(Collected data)
-- begin --

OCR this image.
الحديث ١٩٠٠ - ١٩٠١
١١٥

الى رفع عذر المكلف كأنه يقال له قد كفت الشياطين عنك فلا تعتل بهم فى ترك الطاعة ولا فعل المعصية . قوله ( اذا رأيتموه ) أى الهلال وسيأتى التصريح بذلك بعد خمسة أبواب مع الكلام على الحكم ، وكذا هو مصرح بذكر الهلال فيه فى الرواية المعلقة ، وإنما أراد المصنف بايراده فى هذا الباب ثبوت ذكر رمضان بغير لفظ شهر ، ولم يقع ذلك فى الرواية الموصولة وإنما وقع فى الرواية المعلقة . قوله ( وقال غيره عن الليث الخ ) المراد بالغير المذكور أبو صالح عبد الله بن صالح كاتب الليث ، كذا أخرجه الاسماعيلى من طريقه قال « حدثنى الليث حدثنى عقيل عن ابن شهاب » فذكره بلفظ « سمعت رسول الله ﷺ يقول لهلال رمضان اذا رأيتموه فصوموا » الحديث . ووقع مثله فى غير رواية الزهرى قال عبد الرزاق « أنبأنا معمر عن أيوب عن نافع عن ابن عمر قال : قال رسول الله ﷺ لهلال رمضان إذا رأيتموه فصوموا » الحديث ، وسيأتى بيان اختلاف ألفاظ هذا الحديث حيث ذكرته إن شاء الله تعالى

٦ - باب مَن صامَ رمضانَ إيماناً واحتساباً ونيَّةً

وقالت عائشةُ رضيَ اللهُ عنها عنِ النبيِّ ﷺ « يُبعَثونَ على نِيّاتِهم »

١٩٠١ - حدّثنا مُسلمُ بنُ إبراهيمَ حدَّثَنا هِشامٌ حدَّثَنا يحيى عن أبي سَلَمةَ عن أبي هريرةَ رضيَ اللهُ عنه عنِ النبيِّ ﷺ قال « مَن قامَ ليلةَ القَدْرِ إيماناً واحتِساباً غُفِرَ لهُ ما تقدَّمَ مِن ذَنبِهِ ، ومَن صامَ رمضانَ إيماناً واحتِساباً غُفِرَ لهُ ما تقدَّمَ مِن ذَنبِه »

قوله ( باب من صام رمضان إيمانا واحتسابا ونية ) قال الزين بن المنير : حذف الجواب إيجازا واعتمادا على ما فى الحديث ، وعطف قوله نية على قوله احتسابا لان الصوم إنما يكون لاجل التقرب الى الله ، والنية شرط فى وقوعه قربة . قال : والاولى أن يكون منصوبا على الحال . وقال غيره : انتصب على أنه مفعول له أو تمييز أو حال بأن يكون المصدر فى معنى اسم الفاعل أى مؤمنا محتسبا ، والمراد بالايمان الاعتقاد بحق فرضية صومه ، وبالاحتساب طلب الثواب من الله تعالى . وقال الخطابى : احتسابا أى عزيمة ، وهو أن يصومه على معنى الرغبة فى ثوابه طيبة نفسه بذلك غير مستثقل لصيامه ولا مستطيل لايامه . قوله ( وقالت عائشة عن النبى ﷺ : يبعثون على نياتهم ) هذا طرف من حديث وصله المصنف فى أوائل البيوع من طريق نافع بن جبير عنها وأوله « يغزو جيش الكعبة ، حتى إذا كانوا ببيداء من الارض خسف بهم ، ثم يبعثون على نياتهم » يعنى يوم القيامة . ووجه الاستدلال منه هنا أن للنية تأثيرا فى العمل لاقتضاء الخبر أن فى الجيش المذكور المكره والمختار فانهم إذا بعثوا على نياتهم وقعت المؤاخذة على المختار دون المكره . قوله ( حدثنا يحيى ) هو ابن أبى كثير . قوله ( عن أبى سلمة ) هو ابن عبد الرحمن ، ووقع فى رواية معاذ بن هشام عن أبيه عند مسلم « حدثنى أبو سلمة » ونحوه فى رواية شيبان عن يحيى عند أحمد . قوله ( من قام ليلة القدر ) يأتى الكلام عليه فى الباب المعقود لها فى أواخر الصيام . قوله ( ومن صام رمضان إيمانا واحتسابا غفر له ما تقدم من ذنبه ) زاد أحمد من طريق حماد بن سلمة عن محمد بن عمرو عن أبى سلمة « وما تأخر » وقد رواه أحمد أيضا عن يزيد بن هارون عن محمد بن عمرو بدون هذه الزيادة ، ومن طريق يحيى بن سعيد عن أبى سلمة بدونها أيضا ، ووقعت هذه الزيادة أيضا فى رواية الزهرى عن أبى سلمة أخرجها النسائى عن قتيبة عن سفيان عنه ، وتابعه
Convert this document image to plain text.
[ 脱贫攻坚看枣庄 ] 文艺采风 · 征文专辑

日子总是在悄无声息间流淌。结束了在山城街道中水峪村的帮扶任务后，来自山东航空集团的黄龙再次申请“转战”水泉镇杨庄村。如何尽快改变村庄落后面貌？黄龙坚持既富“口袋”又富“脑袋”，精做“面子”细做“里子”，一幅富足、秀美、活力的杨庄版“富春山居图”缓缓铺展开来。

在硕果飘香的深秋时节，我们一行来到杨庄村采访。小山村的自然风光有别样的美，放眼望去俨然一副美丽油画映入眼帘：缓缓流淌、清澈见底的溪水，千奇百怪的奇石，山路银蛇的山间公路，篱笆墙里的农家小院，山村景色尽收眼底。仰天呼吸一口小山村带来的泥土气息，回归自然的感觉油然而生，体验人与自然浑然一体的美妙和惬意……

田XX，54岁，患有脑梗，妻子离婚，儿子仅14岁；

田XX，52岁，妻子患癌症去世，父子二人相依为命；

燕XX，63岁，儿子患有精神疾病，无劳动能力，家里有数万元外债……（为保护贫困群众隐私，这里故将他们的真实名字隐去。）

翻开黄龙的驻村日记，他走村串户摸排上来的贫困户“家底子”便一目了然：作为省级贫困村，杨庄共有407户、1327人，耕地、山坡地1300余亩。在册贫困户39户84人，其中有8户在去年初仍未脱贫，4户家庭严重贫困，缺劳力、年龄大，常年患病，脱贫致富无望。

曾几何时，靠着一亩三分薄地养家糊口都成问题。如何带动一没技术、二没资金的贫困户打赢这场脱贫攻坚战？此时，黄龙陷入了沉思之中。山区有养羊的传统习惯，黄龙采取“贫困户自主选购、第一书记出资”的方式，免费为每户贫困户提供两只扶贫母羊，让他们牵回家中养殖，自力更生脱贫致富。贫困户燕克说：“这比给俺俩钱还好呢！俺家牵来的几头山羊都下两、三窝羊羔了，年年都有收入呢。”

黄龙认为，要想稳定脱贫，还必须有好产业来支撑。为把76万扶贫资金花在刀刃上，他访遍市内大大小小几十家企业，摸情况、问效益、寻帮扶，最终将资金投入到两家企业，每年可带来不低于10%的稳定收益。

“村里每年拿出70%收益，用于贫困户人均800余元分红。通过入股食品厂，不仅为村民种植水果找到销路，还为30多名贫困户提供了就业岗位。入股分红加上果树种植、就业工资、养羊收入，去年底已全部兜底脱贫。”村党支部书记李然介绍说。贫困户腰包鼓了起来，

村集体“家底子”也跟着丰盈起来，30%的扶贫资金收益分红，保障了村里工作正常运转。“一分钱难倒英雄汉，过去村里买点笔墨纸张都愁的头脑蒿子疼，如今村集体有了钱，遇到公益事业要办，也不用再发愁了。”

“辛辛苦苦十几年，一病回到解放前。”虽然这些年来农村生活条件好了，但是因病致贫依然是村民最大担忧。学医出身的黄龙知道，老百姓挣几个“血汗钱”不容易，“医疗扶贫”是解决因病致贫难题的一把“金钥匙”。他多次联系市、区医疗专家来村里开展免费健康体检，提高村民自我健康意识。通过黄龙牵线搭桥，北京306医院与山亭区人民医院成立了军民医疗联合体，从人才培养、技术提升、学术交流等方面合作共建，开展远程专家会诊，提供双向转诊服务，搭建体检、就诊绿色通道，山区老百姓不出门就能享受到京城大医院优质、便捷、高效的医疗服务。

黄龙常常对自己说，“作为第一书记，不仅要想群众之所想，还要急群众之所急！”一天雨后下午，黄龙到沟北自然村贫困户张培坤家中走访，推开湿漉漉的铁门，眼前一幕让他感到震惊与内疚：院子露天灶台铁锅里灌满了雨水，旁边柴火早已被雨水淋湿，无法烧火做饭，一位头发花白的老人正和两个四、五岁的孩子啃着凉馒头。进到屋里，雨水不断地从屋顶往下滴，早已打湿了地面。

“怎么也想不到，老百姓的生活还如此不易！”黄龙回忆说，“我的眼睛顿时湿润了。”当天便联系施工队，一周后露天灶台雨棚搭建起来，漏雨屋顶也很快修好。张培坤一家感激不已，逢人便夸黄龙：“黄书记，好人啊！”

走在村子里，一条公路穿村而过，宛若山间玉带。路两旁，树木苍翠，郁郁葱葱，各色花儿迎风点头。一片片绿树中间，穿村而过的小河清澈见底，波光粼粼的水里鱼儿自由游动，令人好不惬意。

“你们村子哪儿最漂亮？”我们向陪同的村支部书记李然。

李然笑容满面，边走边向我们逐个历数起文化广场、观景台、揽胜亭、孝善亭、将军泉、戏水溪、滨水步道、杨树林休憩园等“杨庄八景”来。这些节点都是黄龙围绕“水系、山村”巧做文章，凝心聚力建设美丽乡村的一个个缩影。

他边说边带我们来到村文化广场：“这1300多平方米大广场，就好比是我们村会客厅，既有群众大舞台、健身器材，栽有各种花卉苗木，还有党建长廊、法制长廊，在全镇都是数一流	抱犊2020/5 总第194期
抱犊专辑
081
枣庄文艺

-- end --

Challenge: Lines that include the word "image" are to be extracted from the data above.

Task result:
OCR this image.
Convert this document image to plain text.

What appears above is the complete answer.